===== Entries supplied =====

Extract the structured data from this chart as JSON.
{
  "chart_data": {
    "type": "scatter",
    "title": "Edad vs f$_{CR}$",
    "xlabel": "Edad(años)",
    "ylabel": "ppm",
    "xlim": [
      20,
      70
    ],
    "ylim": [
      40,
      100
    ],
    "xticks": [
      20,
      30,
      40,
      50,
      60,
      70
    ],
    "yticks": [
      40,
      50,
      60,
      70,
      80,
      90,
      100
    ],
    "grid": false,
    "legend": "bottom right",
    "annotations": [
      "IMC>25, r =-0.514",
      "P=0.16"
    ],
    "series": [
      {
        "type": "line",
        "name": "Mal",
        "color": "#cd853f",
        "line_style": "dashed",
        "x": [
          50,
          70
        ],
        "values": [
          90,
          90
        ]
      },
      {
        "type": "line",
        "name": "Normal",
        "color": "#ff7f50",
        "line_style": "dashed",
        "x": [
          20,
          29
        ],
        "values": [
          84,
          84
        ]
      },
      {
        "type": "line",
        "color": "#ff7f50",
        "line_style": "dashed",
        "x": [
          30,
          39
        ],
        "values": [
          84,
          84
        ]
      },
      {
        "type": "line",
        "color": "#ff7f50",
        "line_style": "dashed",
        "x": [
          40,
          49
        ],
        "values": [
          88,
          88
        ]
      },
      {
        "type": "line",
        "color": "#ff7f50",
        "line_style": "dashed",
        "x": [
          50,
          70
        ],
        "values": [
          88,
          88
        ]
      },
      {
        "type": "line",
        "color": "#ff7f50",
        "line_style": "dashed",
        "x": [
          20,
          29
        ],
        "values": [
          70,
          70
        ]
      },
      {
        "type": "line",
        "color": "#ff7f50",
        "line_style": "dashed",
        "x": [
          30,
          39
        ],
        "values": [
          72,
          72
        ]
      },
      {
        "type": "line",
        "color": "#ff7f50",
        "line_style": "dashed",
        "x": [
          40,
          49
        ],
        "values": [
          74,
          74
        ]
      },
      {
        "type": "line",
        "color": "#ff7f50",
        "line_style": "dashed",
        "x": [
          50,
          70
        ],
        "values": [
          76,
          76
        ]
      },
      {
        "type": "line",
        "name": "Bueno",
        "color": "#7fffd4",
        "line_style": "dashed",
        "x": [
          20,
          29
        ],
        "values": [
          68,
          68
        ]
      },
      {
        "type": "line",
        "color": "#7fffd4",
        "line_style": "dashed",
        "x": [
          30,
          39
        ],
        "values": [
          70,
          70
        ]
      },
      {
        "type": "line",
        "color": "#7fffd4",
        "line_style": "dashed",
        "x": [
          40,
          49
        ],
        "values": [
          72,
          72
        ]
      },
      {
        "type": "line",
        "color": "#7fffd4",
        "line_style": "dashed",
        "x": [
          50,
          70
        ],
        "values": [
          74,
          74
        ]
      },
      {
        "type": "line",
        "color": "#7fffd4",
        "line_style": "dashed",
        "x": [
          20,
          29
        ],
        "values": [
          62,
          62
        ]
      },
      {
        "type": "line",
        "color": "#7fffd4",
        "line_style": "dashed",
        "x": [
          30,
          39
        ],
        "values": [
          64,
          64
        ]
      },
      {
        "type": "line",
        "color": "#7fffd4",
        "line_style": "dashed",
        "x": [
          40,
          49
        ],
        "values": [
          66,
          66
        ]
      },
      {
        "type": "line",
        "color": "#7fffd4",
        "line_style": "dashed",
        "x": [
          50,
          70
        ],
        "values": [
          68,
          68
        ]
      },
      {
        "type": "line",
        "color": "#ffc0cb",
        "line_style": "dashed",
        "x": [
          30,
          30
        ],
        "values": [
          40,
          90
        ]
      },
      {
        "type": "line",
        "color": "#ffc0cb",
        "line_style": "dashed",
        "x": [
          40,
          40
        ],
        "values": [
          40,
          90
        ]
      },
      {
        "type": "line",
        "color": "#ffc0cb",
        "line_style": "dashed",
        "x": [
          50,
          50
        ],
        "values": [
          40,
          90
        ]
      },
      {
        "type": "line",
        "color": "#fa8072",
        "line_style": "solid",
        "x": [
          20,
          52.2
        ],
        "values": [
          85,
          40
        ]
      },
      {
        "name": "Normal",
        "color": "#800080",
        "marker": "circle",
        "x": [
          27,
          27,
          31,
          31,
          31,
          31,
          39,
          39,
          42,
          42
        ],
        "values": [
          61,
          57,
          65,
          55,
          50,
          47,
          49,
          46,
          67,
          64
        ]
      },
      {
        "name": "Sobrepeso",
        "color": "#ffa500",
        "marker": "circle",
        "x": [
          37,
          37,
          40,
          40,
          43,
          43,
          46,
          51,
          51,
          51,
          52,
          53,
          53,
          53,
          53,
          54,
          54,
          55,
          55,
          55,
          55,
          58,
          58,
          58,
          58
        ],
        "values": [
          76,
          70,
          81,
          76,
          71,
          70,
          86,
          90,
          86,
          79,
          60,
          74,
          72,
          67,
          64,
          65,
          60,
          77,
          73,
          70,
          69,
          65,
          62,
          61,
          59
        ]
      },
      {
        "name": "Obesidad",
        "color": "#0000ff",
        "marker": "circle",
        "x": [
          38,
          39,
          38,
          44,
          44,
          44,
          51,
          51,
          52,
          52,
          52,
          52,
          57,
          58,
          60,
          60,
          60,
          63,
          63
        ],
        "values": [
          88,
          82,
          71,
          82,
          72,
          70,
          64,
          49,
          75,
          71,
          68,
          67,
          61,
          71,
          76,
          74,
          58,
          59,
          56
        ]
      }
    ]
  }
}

=====

» Exercise directions:
Every entry must be retyped in full, exactly as given.

» Result of the task:
Extract the structured data from this chart as JSON.
{
  "chart_data": {
    "type": "scatter",
    "title": "Edad vs f$_{CR}$",
    "xlabel": "Edad(años)",
    "ylabel": "ppm",
    "xlim": [
      20,
      70
    ],
    "ylim": [
      40,
      100
    ],
    "xticks": [
      20,
      30,
      40,
      50,
      60,
      70
    ],
    "yticks": [
      40,
      50,
      60,
      70,
      80,
      90,
      100
    ],
    "grid": false,
    "legend": "bottom right",
    "annotations": [
      "IMC>25, r =-0.514",
      "P=0.16"
    ],
    "series": [
      {
        "type": "line",
        "name": "Mal",
        "color": "#cd853f",
        "line_style": "dashed",
        "x": [
          50,
          70
        ],
        "values": [
          90,
          90
        ]
      },
      {
        "type": "line",
        "name": "Normal",
        "color": "#ff7f50",
        "line_style": "dashed",
        "x": [
          20,
          29
        ],
        "values": [
          84,
          84
        ]
      },
      {
        "type": "line",
        "color": "#ff7f50",
        "line_style": "dashed",
        "x": [
          30,
          39
        ],
        "values": [
          84,
          84
        ]
      },
      {
        "type": "line",
        "color": "#ff7f50",
        "line_style": "dashed",
        "x": [
          40,
          49
        ],
        "values": [
          88,
          88
        ]
      },
      {
        "type": "line",
        "color": "#ff7f50",
        "line_style": "dashed",
        "x": [
          50,
          70
        ],
        "values": [
          88,
          88
        ]
      },
      {
        "type": "line",
        "color": "#ff7f50",
        "line_style": "dashed",
        "x": [
          20,
          29
        ],
        "values": [
          70,
          70
        ]
      },
      {
        "type": "line",
        "color": "#ff7f50",
        "line_style": "dashed",
        "x": [
          30,
          39
        ],
        "values": [
          72,
          72
        ]
      },
      {
        "type": "line",
        "color": "#ff7f50",
        "line_style": "dashed",
        "x": [
          40,
          49
        ],
        "values": [
          74,
          74
        ]
      },
      {
        "type": "line",
        "color": "#ff7f50",
        "line_style": "dashed",
        "x": [
          50,
          70
        ],
        "values": [
          76,
          76
        ]
      },
      {
        "type": "line",
        "name": "Bueno",
        "color": "#7fffd4",
        "line_style": "dashed",
        "x": [
          20,
          29
        ],
        "values": [
          68,
          68
        ]
      },
      {
        "type": "line",
        "color": "#7fffd4",
        "line_style": "dashed",
        "x": [
          30,
          39
        ],
        "values": [
          70,
          70
        ]
      },
      {
        "type": "line",
        "color": "#7fffd4",
        "line_style": "dashed",
        "x": [
          40,
          49
        ],
        "values": [
          72,
          72
        ]
      },
      {
        "type": "line",
        "color": "#7fffd4",
        "line_style": "dashed",
        "x": [
          50,
          70
        ],
        "values": [
          74,
          74
        ]
      },
      {
        "type": "line",
        "color": "#7fffd4",
        "line_style": "dashed",
        "x": [
          20,
          29
        ],
        "values": [
          62,
          62
        ]
      },
      {
        "type": "line",
        "color": "#7fffd4",
        "line_style": "dashed",
        "x": [
          30,
          39
        ],
        "values": [
          64,
          64
        ]
      },
      {
        "type": "line",
        "color": "#7fffd4",
        "line_style": "dashed",
        "x": [
          40,
          49
        ],
        "values": [
          66,
          66
        ]
      },
      {
        "type": "line",
        "color": "#7fffd4",
        "line_style": "dashed",
        "x": [
          50,
          70
        ],
        "values": [
          68,
          68
        ]
      },
      {
        "type": "line",
        "color": "#ffc0cb",
        "line_style": "dashed",
        "x": [
          30,
          30
        ],
        "values": [
          40,
          90
        ]
      },
      {
        "type": "line",
        "color": "#ffc0cb",
        "line_style": "dashed",
        "x": [
          40,
          40
        ],
        "values": [
          40,
          90
        ]
      },
      {
        "type": "line",
        "color": "#ffc0cb",
        "line_style": "dashed",
        "x": [
          50,
          50
        ],
        "values": [
          40,
          90
        ]
      },
      {
        "type": "line",
        "color": "#fa8072",
        "line_style": "solid",
        "x": [
          20,
          52.2
        ],
        "values": [
          85,
          40
        ]
      },
      {
        "name": "Normal",
        "color": "#800080",
        "marker": "circle",
        "x": [
          27,
          27,
          31,
          31,
          31,
          31,
          39,
          39,
          42,
          42
        ],
        "values": [
          61,
          57,
          65,
          55,
          50,
          47,
          49,
          46,
          67,
          64
        ]
      },
      {
        "name": "Sobrepeso",
        "color": "#ffa500",
        "marker": "circle",
        "x": [
          37,
          37,
          40,
          40,
          43,
          43,
          46,
          51,
          51,
          51,
          52,
          53,
          53,
          53,
          53,
          54,
          54,
          55,
          55,
          55,
          55,
          58,
          58,
          58,
          58
        ],
        "values": [
          76,
          70,
          81,
          76,
          71,
          70,
          86,
          90,
          86,
          79,
          60,
          74,
          72,
          67,
          64,
          65,
          60,
          77,
          73,
          70,
          69,
          65,
          62,
          61,
          59
        ]
      },
      {
        "name": "Obesidad",
        "color": "#0000ff",
        "marker": "circle",
        "x": [
          38,
          39,
          38,
          44,
          44,
          44,
          51,
          51,
          52,
          52,
          52,
          52,
          57,
          58,
          60,
          60,
          60,
          63,
          63
        ],
        "values": [
          88,
          82,
          71,
          82,
          72,
          70,
          64,
          49,
          75,
          71,
          68,
          67,
          61,
          71,
          76,
          74,
          58,
          59,
          56
        ]
      }
    ]
  }
}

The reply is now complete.